Stated goal →
All entries are to be quoted exactly; the images stay out of the copy.

[Dataset entries on figures]
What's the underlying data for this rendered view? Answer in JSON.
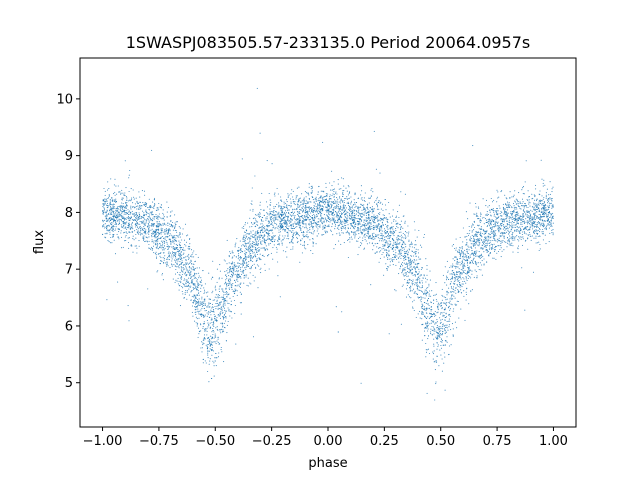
{
  "chart_data": {
    "type": "scatter",
    "title": "1SWASPJ083505.57-233135.0 Period 20064.0957s",
    "xlabel": "phase",
    "ylabel": "flux",
    "xlim": [
      -1.1,
      1.1
    ],
    "ylim": [
      4.22,
      10.72
    ],
    "xticks": [
      -1.0,
      -0.75,
      -0.5,
      -0.25,
      0.0,
      0.25,
      0.5,
      0.75,
      1.0
    ],
    "xtick_labels": [
      "−1.00",
      "−0.75",
      "−0.50",
      "−0.25",
      "0.00",
      "0.25",
      "0.50",
      "0.75",
      "1.00"
    ],
    "yticks": [
      5,
      6,
      7,
      8,
      9,
      10
    ],
    "ytick_labels": [
      "5",
      "6",
      "7",
      "8",
      "9",
      "10"
    ],
    "grid": false,
    "marker_color": "#1f77b4",
    "light_curve_profile": {
      "description_points": [
        {
          "phase": -1.0,
          "flux": 7.95
        },
        {
          "phase": -0.9,
          "flux": 7.95
        },
        {
          "phase": -0.8,
          "flux": 7.8
        },
        {
          "phase": -0.7,
          "flux": 7.5
        },
        {
          "phase": -0.62,
          "flux": 7.0
        },
        {
          "phase": -0.55,
          "flux": 6.2
        },
        {
          "phase": -0.52,
          "flux": 5.8
        },
        {
          "phase": -0.48,
          "flux": 6.2
        },
        {
          "phase": -0.42,
          "flux": 6.9
        },
        {
          "phase": -0.33,
          "flux": 7.5
        },
        {
          "phase": -0.2,
          "flux": 7.85
        },
        {
          "phase": 0.0,
          "flux": 8.0
        },
        {
          "phase": 0.2,
          "flux": 7.8
        },
        {
          "phase": 0.3,
          "flux": 7.5
        },
        {
          "phase": 0.38,
          "flux": 7.0
        },
        {
          "phase": 0.45,
          "flux": 6.2
        },
        {
          "phase": 0.48,
          "flux": 5.8
        },
        {
          "phase": 0.52,
          "flux": 6.2
        },
        {
          "phase": 0.58,
          "flux": 6.9
        },
        {
          "phase": 0.67,
          "flux": 7.5
        },
        {
          "phase": 0.8,
          "flux": 7.85
        },
        {
          "phase": 1.0,
          "flux": 8.0
        }
      ],
      "scatter_sigma": 0.22,
      "n_points": 7000,
      "outlier_fraction": 0.015
    }
  }
}
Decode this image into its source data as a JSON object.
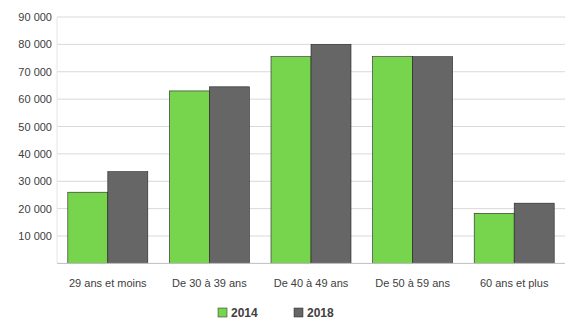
{
  "chart_data": {
    "type": "bar",
    "categories": [
      "29 ans et moins",
      "De 30 à 39 ans",
      "De 40 à 49 ans",
      "De 50 à 59 ans",
      "60 ans et plus"
    ],
    "series": [
      {
        "name": "2014",
        "color": "#77d44d",
        "values": [
          26000,
          63000,
          75500,
          75500,
          18300
        ]
      },
      {
        "name": "2018",
        "color": "#666666",
        "values": [
          33500,
          64500,
          80000,
          75500,
          22000
        ]
      }
    ],
    "ylim": [
      0,
      90000
    ],
    "yticks": [
      {
        "value": 10000,
        "label": "10 000"
      },
      {
        "value": 20000,
        "label": "20 000"
      },
      {
        "value": 30000,
        "label": "30 000"
      },
      {
        "value": 40000,
        "label": "40 000"
      },
      {
        "value": 50000,
        "label": "50 000"
      },
      {
        "value": 60000,
        "label": "60 000"
      },
      {
        "value": 70000,
        "label": "70 000"
      },
      {
        "value": 80000,
        "label": "80 000"
      },
      {
        "value": 90000,
        "label": "90 000"
      }
    ],
    "grid": true,
    "legend": "bottom"
  }
}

Written answer →
What's the underlying data for this rendered view? Answer in JSON.
{
  "chart_data": {
    "type": "scatter",
    "title": "1SWASPJ083505.57-233135.0 Period 20064.0957s",
    "xlabel": "phase",
    "ylabel": "flux",
    "xlim": [
      -1.1,
      1.1
    ],
    "ylim": [
      4.22,
      10.72
    ],
    "xticks": [
      -1.0,
      -0.75,
      -0.5,
      -0.25,
      0.0,
      0.25,
      0.5,
      0.75,
      1.0
    ],
    "xtick_labels": [
      "−1.00",
      "−0.75",
      "−0.50",
      "−0.25",
      "0.00",
      "0.25",
      "0.50",
      "0.75",
      "1.00"
    ],
    "yticks": [
      5,
      6,
      7,
      8,
      9,
      10
    ],
    "ytick_labels": [
      "5",
      "6",
      "7",
      "8",
      "9",
      "10"
    ],
    "grid": false,
    "marker_color": "#1f77b4",
    "light_curve_profile": {
      "description_points": [
        {
          "phase": -1.0,
          "flux": 7.95
        },
        {
          "phase": -0.9,
          "flux": 7.95
        },
        {
          "phase": -0.8,
          "flux": 7.8
        },
        {
          "phase": -0.7,
          "flux": 7.5
        },
        {
          "phase": -0.62,
          "flux": 7.0
        },
        {
          "phase": -0.55,
          "flux": 6.2
        },
        {
          "phase": -0.52,
          "flux": 5.8
        },
        {
          "phase": -0.48,
          "flux": 6.2
        },
        {
          "phase": -0.42,
          "flux": 6.9
        },
        {
          "phase": -0.33,
          "flux": 7.5
        },
        {
          "phase": -0.2,
          "flux": 7.85
        },
        {
          "phase": 0.0,
          "flux": 8.0
        },
        {
          "phase": 0.2,
          "flux": 7.8
        },
        {
          "phase": 0.3,
          "flux": 7.5
        },
        {
          "phase": 0.38,
          "flux": 7.0
        },
        {
          "phase": 0.45,
          "flux": 6.2
        },
        {
          "phase": 0.48,
          "flux": 5.8
        },
        {
          "phase": 0.52,
          "flux": 6.2
        },
        {
          "phase": 0.58,
          "flux": 6.9
        },
        {
          "phase": 0.67,
          "flux": 7.5
        },
        {
          "phase": 0.8,
          "flux": 7.85
        },
        {
          "phase": 1.0,
          "flux": 8.0
        }
      ],
      "scatter_sigma": 0.22,
      "n_points": 7000,
      "outlier_fraction": 0.015
    }
  }
}
Decode this image into its source data as a JSON object.
{
  "chart_data": {
    "type": "bar",
    "categories": [
      "29 ans et moins",
      "De 30 à 39 ans",
      "De 40 à 49 ans",
      "De 50 à 59 ans",
      "60 ans et plus"
    ],
    "series": [
      {
        "name": "2014",
        "color": "#77d44d",
        "values": [
          26000,
          63000,
          75500,
          75500,
          18300
        ]
      },
      {
        "name": "2018",
        "color": "#666666",
        "values": [
          33500,
          64500,
          80000,
          75500,
          22000
        ]
      }
    ],
    "ylim": [
      0,
      90000
    ],
    "yticks": [
      {
        "value": 10000,
        "label": "10 000"
      },
      {
        "value": 20000,
        "label": "20 000"
      },
      {
        "value": 30000,
        "label": "30 000"
      },
      {
        "value": 40000,
        "label": "40 000"
      },
      {
        "value": 50000,
        "label": "50 000"
      },
      {
        "value": 60000,
        "label": "60 000"
      },
      {
        "value": 70000,
        "label": "70 000"
      },
      {
        "value": 80000,
        "label": "80 000"
      },
      {
        "value": 90000,
        "label": "90 000"
      }
    ],
    "grid": true,
    "legend": "bottom"
  }
}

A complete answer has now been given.